═══ Extrait choisi

The Haunting Of Hill House : la série de l’angoisse
En ce mois de novembre, il était temps pour moi de vous parler frissons, cauchemars et angoisse. Quand la période d’Halloween bat son plein, de multiples séries ou films labellisés « horreur » font leur apparition pour le meilleur… et souvent le pire. Immenses clichés, surplus d’hémoglobine, mauvais acteurs; difficile de trouver une perle dans cette surenchère d’une frayeur qui n’en est plus tellement. Et c’est plus ou moins à ça que je m’attendais quand est apparue sur Netflix la série The Haunting of Hill House adaptée du roman éponyme de Shirley Jackson, créée et réalisée par Mike Flanagan. Une maison hantée ? Pouah quel cliché ! Encore une série au jump scare facile et au scénar moisi… J’avais rarement eu aussi tort !
https://www.youtube.com/watch?v=G9OzG53VwIk
Où suis-je ? Où vais-je ?
J’ai finalement décidé de me laisser tenter par ce mélange de drame familial et de fantastique, submergée par l’ennui d’un dimanche nuageux. Après tout pourquoi pas, sait-on jamais ? Courageuse mais pas téméraire – faut pas déconner non plus – je me suis tranquillement installée sur mon canapé avec une lumière de fond. Et dès les premières minutes, je me suis littéralement faite happée par cette étrange maison et la curieuse histoire de la famille Crain.
On ne sait pas trop à quelle époque nous sommes projetés, mais une chose est sûre, on est immédiatement plongé dans une ambiance sombre et stressante que seuls ces immenses manoirs aux couloirs interminables peuvent créer d’office. Enfin… moi perso, ça m’angoisse. Et puis, ils ont même rajouté des statues, ça fait peur les statues #doctorwho.
Cette ambiance est sans doute également due au fait que cette curieuse maison semble dotée d’une vie qui lui est propre… oui, carrément. Les différentes pièces se dévoilent à leur guise et surtout, cette immense porte pourpre refuse de révéler son secret et ça ben, ça fait flipper ! (bordel mais qu’y a-t-il derrière cette foutue porte rouge ?!!!)

══════
═══ Données disponibles

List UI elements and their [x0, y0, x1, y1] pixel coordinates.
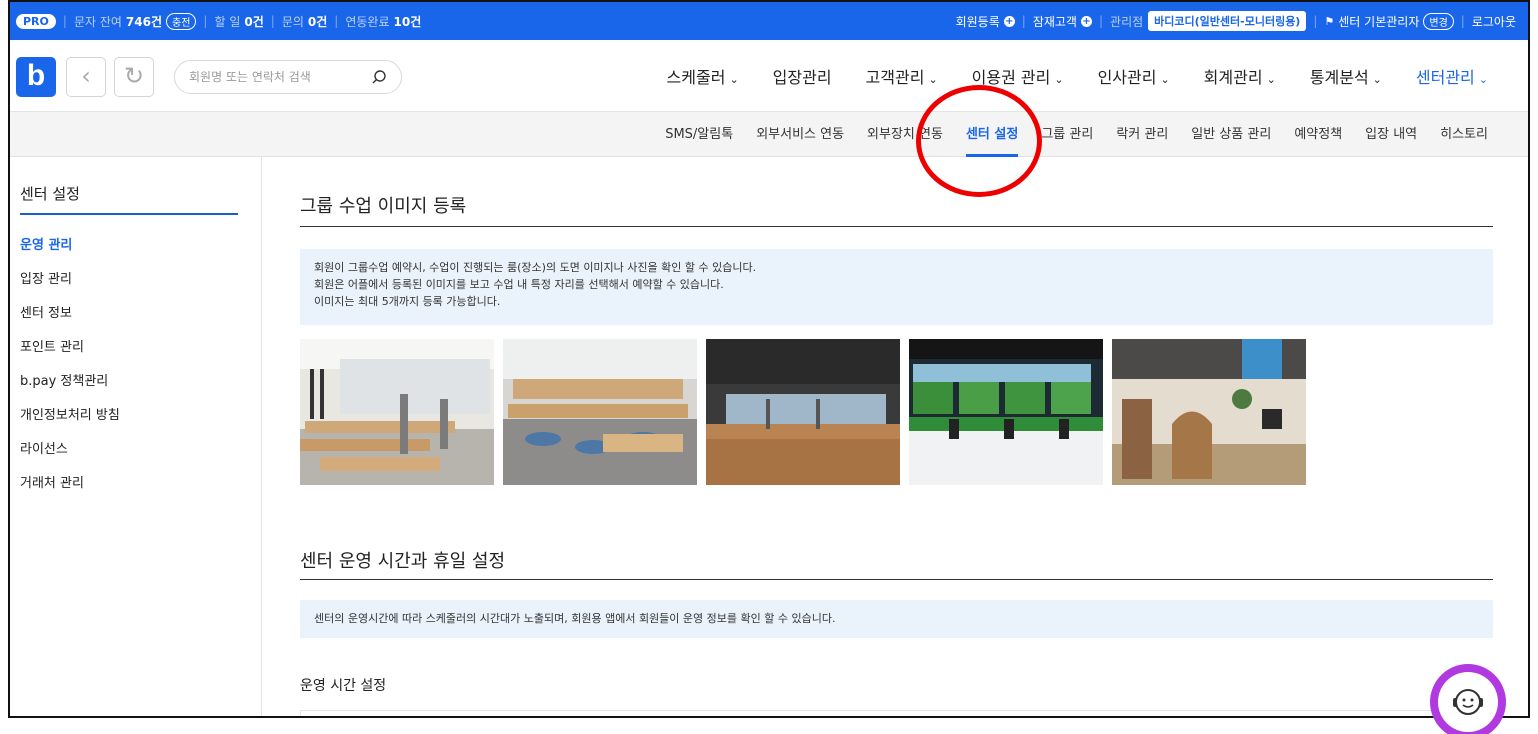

══════

À faire.
(1) Recopiez, s'il vous plaît, le passage de l'extrait qui commence par « On ne sait pas » et va jusqu'à « porte rouge ?!!!) ».
(2) D'après l'extrait, qui a créé et réalisé la série The Haunting of Hill House ?
Les lignes n'ont aucun lien avec l'extrait.

Les réponses.
(1)
On ne sait pas trop à quelle époque nous sommes projetés, mais une chose est sûre, on est immédiatement plongé dans une ambiance sombre et stressante que seuls ces immenses manoirs aux couloirs interminables peuvent créer d’office. Enfin… moi perso, ça m’angoisse. Et puis, ils ont même rajouté des statues, ça fait peur les statues #doctorwho.
Cette ambiance est sans doute également due au fait que cette curieuse maison semble dotée d’une vie qui lui est propre… oui, carrément. Les différentes pièces se dévoilent à leur guise et surtout, cette immense porte pourpre refuse de révéler son secret et ça ben, ça fait flipper ! (bordel mais qu’y a-t-il derrière cette foutue porte rouge ?!!!)

(2) Mike Flanagan.